## Exercise
Select the lines that hold the word "this" and copy each one.

## Supplied records

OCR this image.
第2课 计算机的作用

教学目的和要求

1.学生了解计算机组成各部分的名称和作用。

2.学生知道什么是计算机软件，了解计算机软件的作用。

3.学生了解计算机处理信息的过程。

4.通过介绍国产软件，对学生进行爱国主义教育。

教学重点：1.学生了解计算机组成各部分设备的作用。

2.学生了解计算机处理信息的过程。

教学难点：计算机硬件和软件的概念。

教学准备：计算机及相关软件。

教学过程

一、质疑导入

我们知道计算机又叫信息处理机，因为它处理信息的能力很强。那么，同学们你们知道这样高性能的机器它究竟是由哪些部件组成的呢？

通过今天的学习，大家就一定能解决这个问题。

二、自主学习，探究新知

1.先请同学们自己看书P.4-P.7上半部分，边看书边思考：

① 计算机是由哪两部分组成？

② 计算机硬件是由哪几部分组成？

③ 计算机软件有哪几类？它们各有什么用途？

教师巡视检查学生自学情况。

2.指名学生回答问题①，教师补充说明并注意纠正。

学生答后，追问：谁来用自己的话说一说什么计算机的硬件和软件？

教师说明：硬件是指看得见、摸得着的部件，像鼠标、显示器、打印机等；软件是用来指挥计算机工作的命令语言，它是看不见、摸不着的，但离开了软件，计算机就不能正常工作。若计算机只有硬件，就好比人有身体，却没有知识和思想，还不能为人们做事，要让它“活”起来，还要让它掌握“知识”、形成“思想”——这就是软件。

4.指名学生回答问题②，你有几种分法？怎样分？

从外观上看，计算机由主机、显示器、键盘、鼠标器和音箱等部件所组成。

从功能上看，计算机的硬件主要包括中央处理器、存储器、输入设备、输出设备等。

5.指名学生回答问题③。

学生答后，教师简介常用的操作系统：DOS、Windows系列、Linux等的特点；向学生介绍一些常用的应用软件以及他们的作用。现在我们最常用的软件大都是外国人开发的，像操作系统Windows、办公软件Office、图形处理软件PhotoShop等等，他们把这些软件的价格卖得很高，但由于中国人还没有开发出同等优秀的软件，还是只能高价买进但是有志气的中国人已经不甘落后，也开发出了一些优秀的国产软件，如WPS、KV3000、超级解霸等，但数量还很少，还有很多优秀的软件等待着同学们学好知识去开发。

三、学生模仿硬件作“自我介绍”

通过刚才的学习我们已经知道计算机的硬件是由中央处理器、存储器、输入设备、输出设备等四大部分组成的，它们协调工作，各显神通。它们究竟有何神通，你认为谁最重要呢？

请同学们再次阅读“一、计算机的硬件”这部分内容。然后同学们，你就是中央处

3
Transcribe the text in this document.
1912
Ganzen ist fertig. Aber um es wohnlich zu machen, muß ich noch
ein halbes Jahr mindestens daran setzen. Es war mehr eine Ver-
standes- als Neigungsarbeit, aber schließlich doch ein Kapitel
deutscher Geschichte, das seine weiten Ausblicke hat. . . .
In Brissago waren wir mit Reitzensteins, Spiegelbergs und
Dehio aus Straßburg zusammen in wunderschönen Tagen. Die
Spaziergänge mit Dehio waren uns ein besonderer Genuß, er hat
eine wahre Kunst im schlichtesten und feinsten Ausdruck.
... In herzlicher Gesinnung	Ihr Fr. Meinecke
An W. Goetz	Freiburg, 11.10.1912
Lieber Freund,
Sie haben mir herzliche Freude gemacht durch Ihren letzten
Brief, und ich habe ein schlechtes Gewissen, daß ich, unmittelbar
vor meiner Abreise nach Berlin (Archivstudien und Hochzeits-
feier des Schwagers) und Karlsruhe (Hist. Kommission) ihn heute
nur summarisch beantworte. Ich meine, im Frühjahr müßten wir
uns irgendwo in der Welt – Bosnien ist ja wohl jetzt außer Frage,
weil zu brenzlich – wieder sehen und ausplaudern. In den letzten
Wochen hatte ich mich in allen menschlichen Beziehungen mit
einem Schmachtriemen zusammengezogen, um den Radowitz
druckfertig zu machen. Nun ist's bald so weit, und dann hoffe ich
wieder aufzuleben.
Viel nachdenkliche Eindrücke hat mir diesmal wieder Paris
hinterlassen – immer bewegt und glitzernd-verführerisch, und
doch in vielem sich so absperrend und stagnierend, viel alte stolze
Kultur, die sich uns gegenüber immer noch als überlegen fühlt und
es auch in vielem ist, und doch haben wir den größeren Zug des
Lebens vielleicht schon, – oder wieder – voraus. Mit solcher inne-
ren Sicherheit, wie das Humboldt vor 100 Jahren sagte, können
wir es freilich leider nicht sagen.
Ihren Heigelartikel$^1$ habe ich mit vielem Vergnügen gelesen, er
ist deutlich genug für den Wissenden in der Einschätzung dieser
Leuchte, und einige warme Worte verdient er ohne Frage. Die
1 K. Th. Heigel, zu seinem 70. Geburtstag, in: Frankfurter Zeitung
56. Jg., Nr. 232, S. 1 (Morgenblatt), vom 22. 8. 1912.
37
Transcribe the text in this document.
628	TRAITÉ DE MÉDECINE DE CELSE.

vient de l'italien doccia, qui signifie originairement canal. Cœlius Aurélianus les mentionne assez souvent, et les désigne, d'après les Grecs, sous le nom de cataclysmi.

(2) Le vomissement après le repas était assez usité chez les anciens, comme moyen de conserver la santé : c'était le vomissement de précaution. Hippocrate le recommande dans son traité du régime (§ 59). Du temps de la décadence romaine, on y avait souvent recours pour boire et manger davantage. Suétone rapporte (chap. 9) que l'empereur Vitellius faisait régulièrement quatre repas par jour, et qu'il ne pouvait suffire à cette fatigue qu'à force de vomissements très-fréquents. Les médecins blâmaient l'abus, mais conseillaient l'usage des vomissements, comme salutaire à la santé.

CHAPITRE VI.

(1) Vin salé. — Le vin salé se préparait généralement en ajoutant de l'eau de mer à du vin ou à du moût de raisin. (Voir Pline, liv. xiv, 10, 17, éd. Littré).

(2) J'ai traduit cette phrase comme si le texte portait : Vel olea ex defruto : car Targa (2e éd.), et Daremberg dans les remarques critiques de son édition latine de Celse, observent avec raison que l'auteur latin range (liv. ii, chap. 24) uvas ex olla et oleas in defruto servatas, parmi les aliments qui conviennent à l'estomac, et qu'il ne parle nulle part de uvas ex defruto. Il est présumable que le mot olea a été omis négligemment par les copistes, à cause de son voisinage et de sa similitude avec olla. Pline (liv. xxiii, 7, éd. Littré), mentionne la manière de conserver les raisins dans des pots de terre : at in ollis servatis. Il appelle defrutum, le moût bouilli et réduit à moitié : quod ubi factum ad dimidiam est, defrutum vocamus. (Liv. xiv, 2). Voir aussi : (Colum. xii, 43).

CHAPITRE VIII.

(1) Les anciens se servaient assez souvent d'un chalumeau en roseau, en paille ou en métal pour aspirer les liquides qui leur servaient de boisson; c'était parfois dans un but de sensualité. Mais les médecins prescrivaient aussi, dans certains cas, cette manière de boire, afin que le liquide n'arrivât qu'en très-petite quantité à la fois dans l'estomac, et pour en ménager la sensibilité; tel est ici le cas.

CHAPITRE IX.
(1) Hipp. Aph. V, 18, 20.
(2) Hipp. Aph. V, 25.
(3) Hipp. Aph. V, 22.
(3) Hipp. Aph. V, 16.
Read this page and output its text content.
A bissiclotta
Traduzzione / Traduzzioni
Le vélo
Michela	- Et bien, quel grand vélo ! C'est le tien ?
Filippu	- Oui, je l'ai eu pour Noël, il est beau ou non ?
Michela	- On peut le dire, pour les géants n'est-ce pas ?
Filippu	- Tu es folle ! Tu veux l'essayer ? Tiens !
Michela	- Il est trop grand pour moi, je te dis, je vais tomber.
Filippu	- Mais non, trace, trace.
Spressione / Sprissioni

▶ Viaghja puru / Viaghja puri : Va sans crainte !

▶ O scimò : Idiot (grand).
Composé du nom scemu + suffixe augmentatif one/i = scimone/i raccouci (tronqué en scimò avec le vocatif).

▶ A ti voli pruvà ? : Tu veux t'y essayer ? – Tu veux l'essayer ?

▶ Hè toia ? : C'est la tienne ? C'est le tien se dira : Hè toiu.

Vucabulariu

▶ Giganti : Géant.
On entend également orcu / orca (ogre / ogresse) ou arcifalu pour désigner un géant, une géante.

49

## Solution to the exercise
OCR this image.
Transcribe the text in this document.
Transcribe the text in this document.
Read this page and output its text content.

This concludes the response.